The records underneath are to be repeated exactly, with the pictures left out.
========================
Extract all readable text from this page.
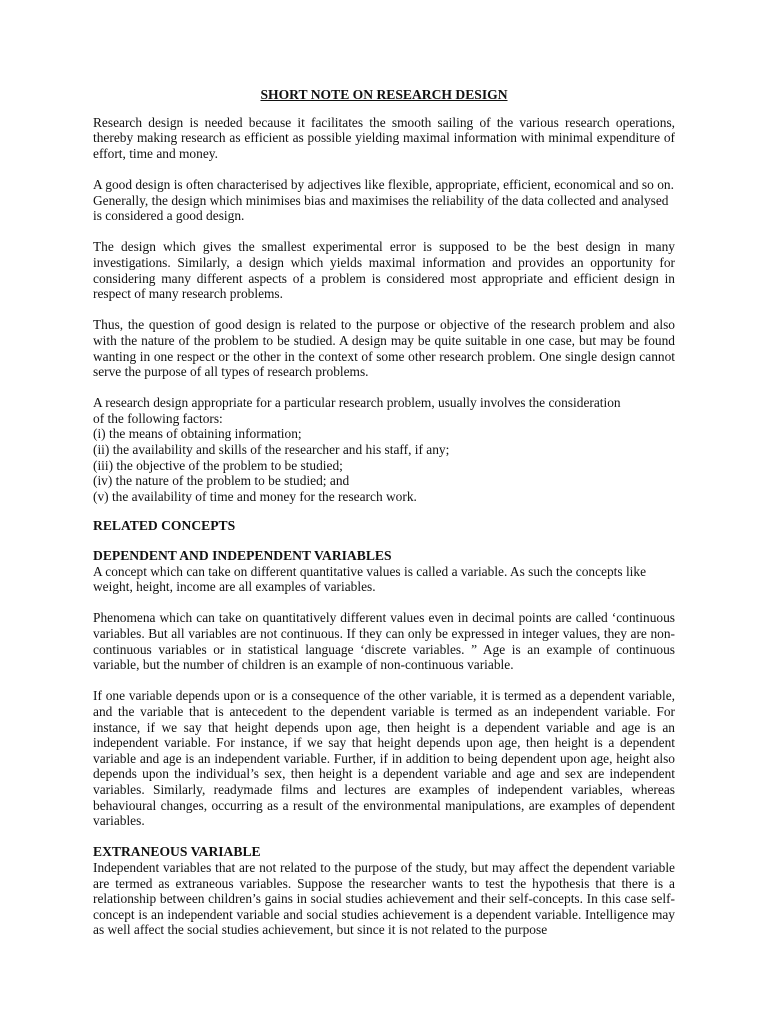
SHORT NOTE ON RESEARCH DESIGN

Research design is needed because it facilitates the smooth sailing of the various research operations, thereby making research as efficient as possible yielding maximal information with minimal expenditure of effort, time and money.

A good design is often characterised by adjectives like flexible, appropriate, efficient, economical and so on. Generally, the design which minimises bias and maximises the reliability of the data collected and analysed is considered a good design.

The design which gives the smallest experimental error is supposed to be the best design in many investigations. Similarly, a design which yields maximal information and provides an opportunity for considering many different aspects of a problem is considered most appropriate and efficient design in respect of many research problems.

Thus, the question of good design is related to the purpose or objective of the research problem and also with the nature of the problem to be studied. A design may be quite suitable in one case, but may be found wanting in one respect or the other in the context of some other research problem. One single design cannot serve the purpose of all types of research problems.

A research design appropriate for a particular research problem, usually involves the consideration
of the following factors:
(i) the means of obtaining information;
(ii) the availability and skills of the researcher and his staff, if any;
(iii) the objective of the problem to be studied;
(iv) the nature of the problem to be studied; and
(v) the availability of time and money for the research work.
RELATED CONCEPTS
DEPENDENT AND INDEPENDENT VARIABLES

A concept which can take on different quantitative values is called a variable. As such the concepts like weight, height, income are all examples of variables.

Phenomena which can take on quantitatively different values even in decimal points are called ‘continuous variables. But all variables are not continuous. If they can only be expressed in integer values, they are non-continuous variables or in statistical language ‘discrete variables. ” Age is an example of continuous variable, but the number of children is an example of non-continuous variable.

If one variable depends upon or is a consequence of the other variable, it is termed as a dependent variable, and the variable that is antecedent to the dependent variable is termed as an independent variable. For instance, if we say that height depends upon age, then height is a dependent variable and age is an independent variable. For instance, if we say that height depends upon age, then height is a dependent variable and age is an independent variable. Further, if in addition to being dependent upon age, height also depends upon the individual’s sex, then height is a dependent variable and age and sex are independent variables. Similarly, readymade films and lectures are examples of independent variables, whereas behavioural changes, occurring as a result of the environmental manipulations, are examples of dependent variables.

EXTRANEOUS VARIABLE

Independent variables that are not related to the purpose of the study, but may affect the dependent variable are termed as extraneous variables. Suppose the researcher wants to test the hypothesis that there is a relationship between children’s gains in social studies achievement and their self-concepts. In this case self-concept is an independent variable and social studies achievement is a dependent variable. Intelligence may as well affect the social studies achievement, but since it is not related to the purpose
========================
* Result below *
Extract all readable text from this page.
SHORT NOTE ON RESEARCH DESIGN

Research design is needed because it facilitates the smooth sailing of the various research operations, thereby making research as efficient as possible yielding maximal information with minimal expenditure of effort, time and money.

A good design is often characterised by adjectives like flexible, appropriate, efficient, economical and so on. Generally, the design which minimises bias and maximises the reliability of the data collected and analysed is considered a good design.

The design which gives the smallest experimental error is supposed to be the best design in many investigations. Similarly, a design which yields maximal information and provides an opportunity for considering many different aspects of a problem is considered most appropriate and efficient design in respect of many research problems.

Thus, the question of good design is related to the purpose or objective of the research problem and also with the nature of the problem to be studied. A design may be quite suitable in one case, but may be found wanting in one respect or the other in the context of some other research problem. One single design cannot serve the purpose of all types of research problems.

A research design appropriate for a particular research problem, usually involves the consideration
of the following factors:
(i) the means of obtaining information;
(ii) the availability and skills of the researcher and his staff, if any;
(iii) the objective of the problem to be studied;
(iv) the nature of the problem to be studied; and
(v) the availability of time and money for the research work.
RELATED CONCEPTS
DEPENDENT AND INDEPENDENT VARIABLES

A concept which can take on different quantitative values is called a variable. As such the concepts like weight, height, income are all examples of variables.

Phenomena which can take on quantitatively different values even in decimal points are called ‘continuous variables. But all variables are not continuous. If they can only be expressed in integer values, they are non-continuous variables or in statistical language ‘discrete variables. ” Age is an example of continuous variable, but the number of children is an example of non-continuous variable.

If one variable depends upon or is a consequence of the other variable, it is termed as a dependent variable, and the variable that is antecedent to the dependent variable is termed as an independent variable. For instance, if we say that height depends upon age, then height is a dependent variable and age is an independent variable. For instance, if we say that height depends upon age, then height is a dependent variable and age is an independent variable. Further, if in addition to being dependent upon age, height also depends upon the individual’s sex, then height is a dependent variable and age and sex are independent variables. Similarly, readymade films and lectures are examples of independent variables, whereas behavioural changes, occurring as a result of the environmental manipulations, are examples of dependent variables.

EXTRANEOUS VARIABLE

Independent variables that are not related to the purpose of the study, but may affect the dependent variable are termed as extraneous variables. Suppose the researcher wants to test the hypothesis that there is a relationship between children’s gains in social studies achievement and their self-concepts. In this case self-concept is an independent variable and social studies achievement is a dependent variable. Intelligence may as well affect the social studies achievement, but since it is not related to the purpose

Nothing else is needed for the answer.